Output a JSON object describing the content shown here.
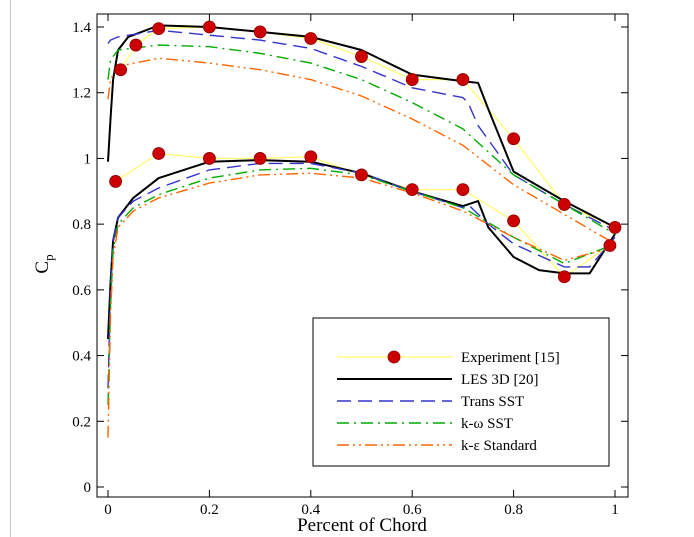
{
  "chart_data": {
    "type": "line",
    "title": "",
    "xlabel": "Percent of Chord",
    "ylabel": "C",
    "ylabel_subscript": "p",
    "xlim": [
      0,
      1
    ],
    "ylim": [
      0,
      1.4
    ],
    "xticks": [
      0,
      0.2,
      0.4,
      0.6,
      0.8,
      1
    ],
    "xtick_labels": [
      "0",
      "0.2",
      "0.4",
      "0.6",
      "0.8",
      "1"
    ],
    "yticks": [
      0,
      0.2,
      0.4,
      0.6,
      0.8,
      1,
      1.2,
      1.4
    ],
    "ytick_labels": [
      "0",
      "0.2",
      "0.4",
      "0.6",
      "0.8",
      "1",
      "1.2",
      "1.4"
    ],
    "legend_position": "bottom-right",
    "grid": false,
    "series": [
      {
        "name": "Experiment [15]",
        "style": "line-markers",
        "color": "#ffff66",
        "marker_color": "#cc0000",
        "upper": [
          [
            0.025,
            1.27
          ],
          [
            0.055,
            1.345
          ],
          [
            0.1,
            1.395
          ],
          [
            0.2,
            1.4
          ],
          [
            0.3,
            1.385
          ],
          [
            0.4,
            1.365
          ],
          [
            0.5,
            1.31
          ],
          [
            0.6,
            1.24
          ],
          [
            0.7,
            1.24
          ],
          [
            0.8,
            1.06
          ],
          [
            0.9,
            0.86
          ],
          [
            1.0,
            0.79
          ]
        ],
        "lower": [
          [
            0.015,
            0.93
          ],
          [
            0.1,
            1.015
          ],
          [
            0.2,
            1.0
          ],
          [
            0.3,
            1.0
          ],
          [
            0.4,
            1.005
          ],
          [
            0.5,
            0.95
          ],
          [
            0.6,
            0.905
          ],
          [
            0.7,
            0.905
          ],
          [
            0.8,
            0.81
          ],
          [
            0.9,
            0.64
          ],
          [
            0.99,
            0.735
          ]
        ]
      },
      {
        "name": "LES 3D [20]",
        "style": "solid",
        "color": "#000000",
        "upper": [
          [
            0,
            0.99
          ],
          [
            0.005,
            1.12
          ],
          [
            0.01,
            1.24
          ],
          [
            0.02,
            1.33
          ],
          [
            0.04,
            1.37
          ],
          [
            0.1,
            1.405
          ],
          [
            0.2,
            1.4
          ],
          [
            0.3,
            1.385
          ],
          [
            0.4,
            1.37
          ],
          [
            0.5,
            1.33
          ],
          [
            0.6,
            1.255
          ],
          [
            0.7,
            1.235
          ],
          [
            0.73,
            1.23
          ],
          [
            0.75,
            1.15
          ],
          [
            0.8,
            0.96
          ],
          [
            0.9,
            0.87
          ],
          [
            1.0,
            0.79
          ]
        ],
        "lower": [
          [
            0,
            0.45
          ],
          [
            0.005,
            0.62
          ],
          [
            0.01,
            0.75
          ],
          [
            0.02,
            0.82
          ],
          [
            0.05,
            0.88
          ],
          [
            0.1,
            0.94
          ],
          [
            0.2,
            0.99
          ],
          [
            0.3,
            0.995
          ],
          [
            0.4,
            0.99
          ],
          [
            0.5,
            0.955
          ],
          [
            0.6,
            0.9
          ],
          [
            0.7,
            0.855
          ],
          [
            0.73,
            0.87
          ],
          [
            0.75,
            0.79
          ],
          [
            0.8,
            0.7
          ],
          [
            0.85,
            0.66
          ],
          [
            0.9,
            0.65
          ],
          [
            0.95,
            0.65
          ],
          [
            1.0,
            0.77
          ]
        ]
      },
      {
        "name": "Trans SST",
        "style": "dashed",
        "color": "#3333cc",
        "upper": [
          [
            0,
            1.35
          ],
          [
            0.005,
            1.36
          ],
          [
            0.02,
            1.37
          ],
          [
            0.1,
            1.39
          ],
          [
            0.2,
            1.375
          ],
          [
            0.3,
            1.36
          ],
          [
            0.4,
            1.335
          ],
          [
            0.5,
            1.28
          ],
          [
            0.6,
            1.215
          ],
          [
            0.7,
            1.185
          ],
          [
            0.71,
            1.17
          ],
          [
            0.73,
            1.1
          ],
          [
            0.8,
            0.95
          ],
          [
            0.9,
            0.86
          ],
          [
            1.0,
            0.78
          ]
        ],
        "lower": [
          [
            0,
            0.3
          ],
          [
            0.005,
            0.6
          ],
          [
            0.01,
            0.75
          ],
          [
            0.02,
            0.82
          ],
          [
            0.05,
            0.87
          ],
          [
            0.1,
            0.91
          ],
          [
            0.2,
            0.965
          ],
          [
            0.3,
            0.985
          ],
          [
            0.4,
            0.985
          ],
          [
            0.5,
            0.955
          ],
          [
            0.6,
            0.9
          ],
          [
            0.7,
            0.85
          ],
          [
            0.71,
            0.86
          ],
          [
            0.75,
            0.8
          ],
          [
            0.8,
            0.74
          ],
          [
            0.9,
            0.67
          ],
          [
            0.95,
            0.67
          ],
          [
            1.0,
            0.76
          ]
        ]
      },
      {
        "name": "k-ω SST",
        "style": "dashdot",
        "color": "#00aa00",
        "upper": [
          [
            0,
            1.24
          ],
          [
            0.005,
            1.3
          ],
          [
            0.02,
            1.33
          ],
          [
            0.1,
            1.345
          ],
          [
            0.2,
            1.34
          ],
          [
            0.3,
            1.32
          ],
          [
            0.4,
            1.29
          ],
          [
            0.5,
            1.24
          ],
          [
            0.6,
            1.17
          ],
          [
            0.7,
            1.09
          ],
          [
            0.8,
            0.95
          ],
          [
            0.9,
            0.86
          ],
          [
            1.0,
            0.77
          ]
        ],
        "lower": [
          [
            0,
            0.25
          ],
          [
            0.005,
            0.55
          ],
          [
            0.01,
            0.72
          ],
          [
            0.02,
            0.8
          ],
          [
            0.05,
            0.85
          ],
          [
            0.1,
            0.89
          ],
          [
            0.2,
            0.94
          ],
          [
            0.3,
            0.965
          ],
          [
            0.4,
            0.97
          ],
          [
            0.5,
            0.95
          ],
          [
            0.6,
            0.9
          ],
          [
            0.7,
            0.85
          ],
          [
            0.8,
            0.76
          ],
          [
            0.9,
            0.68
          ],
          [
            1.0,
            0.74
          ]
        ]
      },
      {
        "name": "k-ε Standard",
        "style": "dashdotdot",
        "color": "#ff6600",
        "upper": [
          [
            0,
            1.18
          ],
          [
            0.005,
            1.24
          ],
          [
            0.02,
            1.28
          ],
          [
            0.1,
            1.305
          ],
          [
            0.2,
            1.29
          ],
          [
            0.3,
            1.27
          ],
          [
            0.4,
            1.24
          ],
          [
            0.5,
            1.19
          ],
          [
            0.6,
            1.12
          ],
          [
            0.7,
            1.04
          ],
          [
            0.8,
            0.92
          ],
          [
            0.9,
            0.83
          ],
          [
            1.0,
            0.74
          ]
        ],
        "lower": [
          [
            0,
            0.15
          ],
          [
            0.005,
            0.52
          ],
          [
            0.01,
            0.7
          ],
          [
            0.02,
            0.79
          ],
          [
            0.05,
            0.84
          ],
          [
            0.1,
            0.88
          ],
          [
            0.2,
            0.925
          ],
          [
            0.3,
            0.95
          ],
          [
            0.4,
            0.955
          ],
          [
            0.5,
            0.94
          ],
          [
            0.6,
            0.895
          ],
          [
            0.7,
            0.84
          ],
          [
            0.8,
            0.76
          ],
          [
            0.9,
            0.69
          ],
          [
            1.0,
            0.73
          ]
        ]
      }
    ]
  }
}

_ _ _ _ _ _ _

Direction: How many of the lines above hold the word "name"? Give only that number.

Task answer: 5